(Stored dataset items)
____
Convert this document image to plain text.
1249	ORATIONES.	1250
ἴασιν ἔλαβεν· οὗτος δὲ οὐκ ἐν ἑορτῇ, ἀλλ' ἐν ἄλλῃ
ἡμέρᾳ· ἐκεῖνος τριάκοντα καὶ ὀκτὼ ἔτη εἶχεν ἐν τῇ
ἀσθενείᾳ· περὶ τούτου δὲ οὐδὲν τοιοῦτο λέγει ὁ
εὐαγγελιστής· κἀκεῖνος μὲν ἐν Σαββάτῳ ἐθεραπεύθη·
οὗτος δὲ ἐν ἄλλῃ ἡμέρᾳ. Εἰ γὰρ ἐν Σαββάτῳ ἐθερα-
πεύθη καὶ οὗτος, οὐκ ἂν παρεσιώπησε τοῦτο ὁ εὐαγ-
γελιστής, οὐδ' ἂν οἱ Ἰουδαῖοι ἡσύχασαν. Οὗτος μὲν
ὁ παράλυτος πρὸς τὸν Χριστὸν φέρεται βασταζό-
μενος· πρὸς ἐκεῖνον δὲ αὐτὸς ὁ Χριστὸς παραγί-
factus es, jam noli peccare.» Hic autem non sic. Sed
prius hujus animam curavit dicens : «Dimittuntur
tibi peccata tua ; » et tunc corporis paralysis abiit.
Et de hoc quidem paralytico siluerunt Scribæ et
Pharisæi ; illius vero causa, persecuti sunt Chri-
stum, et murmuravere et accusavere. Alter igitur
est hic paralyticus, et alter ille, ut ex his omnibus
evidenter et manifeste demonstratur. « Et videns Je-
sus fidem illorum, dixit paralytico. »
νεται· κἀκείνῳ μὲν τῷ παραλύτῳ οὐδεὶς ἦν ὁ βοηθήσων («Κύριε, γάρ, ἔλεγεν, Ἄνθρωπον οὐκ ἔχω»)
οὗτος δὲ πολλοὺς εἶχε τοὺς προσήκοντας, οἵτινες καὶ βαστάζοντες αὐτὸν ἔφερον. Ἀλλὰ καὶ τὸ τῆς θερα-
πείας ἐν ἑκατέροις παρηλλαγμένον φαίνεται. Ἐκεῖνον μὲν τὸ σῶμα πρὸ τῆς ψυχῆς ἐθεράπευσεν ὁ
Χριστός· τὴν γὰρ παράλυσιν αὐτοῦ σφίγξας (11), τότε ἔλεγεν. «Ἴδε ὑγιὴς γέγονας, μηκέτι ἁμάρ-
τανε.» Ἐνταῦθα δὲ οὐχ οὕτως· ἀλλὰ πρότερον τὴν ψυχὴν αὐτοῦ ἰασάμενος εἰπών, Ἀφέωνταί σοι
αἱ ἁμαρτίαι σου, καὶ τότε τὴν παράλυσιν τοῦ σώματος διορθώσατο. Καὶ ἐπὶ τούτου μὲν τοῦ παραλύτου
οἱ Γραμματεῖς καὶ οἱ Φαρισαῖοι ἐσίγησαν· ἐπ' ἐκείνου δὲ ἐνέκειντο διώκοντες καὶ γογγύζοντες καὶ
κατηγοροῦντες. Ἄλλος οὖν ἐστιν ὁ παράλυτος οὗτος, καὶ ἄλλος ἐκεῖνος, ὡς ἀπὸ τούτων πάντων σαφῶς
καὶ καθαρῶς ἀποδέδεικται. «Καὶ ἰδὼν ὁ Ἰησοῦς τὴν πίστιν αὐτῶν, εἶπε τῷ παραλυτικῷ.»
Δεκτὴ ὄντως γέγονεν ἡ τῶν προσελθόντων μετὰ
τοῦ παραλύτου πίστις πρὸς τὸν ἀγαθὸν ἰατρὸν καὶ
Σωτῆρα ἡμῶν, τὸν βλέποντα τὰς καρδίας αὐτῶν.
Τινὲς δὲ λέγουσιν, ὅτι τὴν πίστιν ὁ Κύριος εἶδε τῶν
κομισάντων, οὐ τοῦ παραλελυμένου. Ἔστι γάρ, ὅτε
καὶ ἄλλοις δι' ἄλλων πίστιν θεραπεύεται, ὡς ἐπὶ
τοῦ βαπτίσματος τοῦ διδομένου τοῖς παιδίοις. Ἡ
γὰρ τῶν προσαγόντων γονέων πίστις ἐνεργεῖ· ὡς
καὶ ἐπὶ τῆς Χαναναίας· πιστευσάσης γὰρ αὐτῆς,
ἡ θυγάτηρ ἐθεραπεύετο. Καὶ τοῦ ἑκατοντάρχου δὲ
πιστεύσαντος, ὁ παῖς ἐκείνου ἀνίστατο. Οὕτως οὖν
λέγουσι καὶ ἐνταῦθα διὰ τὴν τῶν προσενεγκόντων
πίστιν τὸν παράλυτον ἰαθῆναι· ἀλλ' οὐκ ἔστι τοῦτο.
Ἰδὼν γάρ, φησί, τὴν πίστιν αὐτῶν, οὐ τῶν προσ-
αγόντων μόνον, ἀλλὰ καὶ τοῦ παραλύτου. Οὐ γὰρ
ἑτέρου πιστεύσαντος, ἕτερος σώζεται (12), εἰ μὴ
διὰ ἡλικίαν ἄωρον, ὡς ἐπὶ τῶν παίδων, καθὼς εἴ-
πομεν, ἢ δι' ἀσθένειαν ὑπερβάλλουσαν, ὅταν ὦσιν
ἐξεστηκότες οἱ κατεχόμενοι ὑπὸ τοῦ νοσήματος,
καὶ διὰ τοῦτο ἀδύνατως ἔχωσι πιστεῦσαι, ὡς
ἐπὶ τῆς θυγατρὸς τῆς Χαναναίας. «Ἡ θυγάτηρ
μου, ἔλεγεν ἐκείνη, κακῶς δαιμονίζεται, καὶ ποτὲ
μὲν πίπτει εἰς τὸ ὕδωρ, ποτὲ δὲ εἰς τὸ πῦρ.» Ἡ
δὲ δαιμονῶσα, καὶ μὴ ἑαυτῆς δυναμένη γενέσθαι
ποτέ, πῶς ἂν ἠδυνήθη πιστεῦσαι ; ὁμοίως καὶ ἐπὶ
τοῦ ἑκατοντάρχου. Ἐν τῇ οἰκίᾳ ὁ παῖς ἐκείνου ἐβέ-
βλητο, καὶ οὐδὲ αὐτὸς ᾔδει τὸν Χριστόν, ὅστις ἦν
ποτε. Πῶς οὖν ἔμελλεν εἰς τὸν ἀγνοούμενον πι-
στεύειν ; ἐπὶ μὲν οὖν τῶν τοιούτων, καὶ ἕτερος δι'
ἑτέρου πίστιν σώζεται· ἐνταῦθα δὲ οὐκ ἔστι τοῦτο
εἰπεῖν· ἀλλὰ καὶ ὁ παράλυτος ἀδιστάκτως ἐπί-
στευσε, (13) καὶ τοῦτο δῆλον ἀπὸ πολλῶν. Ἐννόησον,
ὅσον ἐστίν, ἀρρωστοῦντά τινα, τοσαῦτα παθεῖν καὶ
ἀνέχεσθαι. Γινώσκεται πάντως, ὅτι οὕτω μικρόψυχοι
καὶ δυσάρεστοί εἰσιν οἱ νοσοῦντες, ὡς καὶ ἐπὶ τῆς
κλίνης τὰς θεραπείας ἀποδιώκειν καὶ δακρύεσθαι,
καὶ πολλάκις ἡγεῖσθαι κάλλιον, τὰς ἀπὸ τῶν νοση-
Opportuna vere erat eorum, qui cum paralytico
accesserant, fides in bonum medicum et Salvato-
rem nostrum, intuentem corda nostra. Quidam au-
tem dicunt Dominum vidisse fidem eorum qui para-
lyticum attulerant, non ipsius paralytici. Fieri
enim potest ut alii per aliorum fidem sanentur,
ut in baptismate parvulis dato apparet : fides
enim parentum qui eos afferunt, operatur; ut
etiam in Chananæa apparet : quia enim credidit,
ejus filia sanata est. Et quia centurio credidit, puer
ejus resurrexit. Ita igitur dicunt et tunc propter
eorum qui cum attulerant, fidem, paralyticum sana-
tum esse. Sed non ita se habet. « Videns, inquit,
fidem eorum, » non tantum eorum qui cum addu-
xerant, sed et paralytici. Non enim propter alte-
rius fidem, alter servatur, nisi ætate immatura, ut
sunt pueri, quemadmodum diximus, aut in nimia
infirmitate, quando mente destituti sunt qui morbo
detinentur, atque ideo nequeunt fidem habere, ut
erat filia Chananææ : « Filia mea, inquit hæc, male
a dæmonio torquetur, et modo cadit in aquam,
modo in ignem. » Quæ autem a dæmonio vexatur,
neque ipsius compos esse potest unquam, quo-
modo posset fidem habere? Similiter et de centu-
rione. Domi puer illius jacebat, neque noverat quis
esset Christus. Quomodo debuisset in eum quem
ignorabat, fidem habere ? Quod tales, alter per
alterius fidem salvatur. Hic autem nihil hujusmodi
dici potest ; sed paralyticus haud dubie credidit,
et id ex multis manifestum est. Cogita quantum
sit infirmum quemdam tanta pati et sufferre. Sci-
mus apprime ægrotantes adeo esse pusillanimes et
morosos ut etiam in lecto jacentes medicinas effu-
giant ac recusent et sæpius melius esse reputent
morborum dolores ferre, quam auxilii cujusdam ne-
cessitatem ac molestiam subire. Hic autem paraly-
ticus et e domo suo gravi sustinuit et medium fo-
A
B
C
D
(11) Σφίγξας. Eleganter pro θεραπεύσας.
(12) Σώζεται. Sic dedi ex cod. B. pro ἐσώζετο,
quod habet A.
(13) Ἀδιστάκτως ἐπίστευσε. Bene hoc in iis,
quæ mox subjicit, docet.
____
All lines that include "paralyticus" are to be gathered and copied.

est hic paralyticus, et alter ille, ut ex his omnibus
dici potest ; sed paralyticus haud dubie credidit,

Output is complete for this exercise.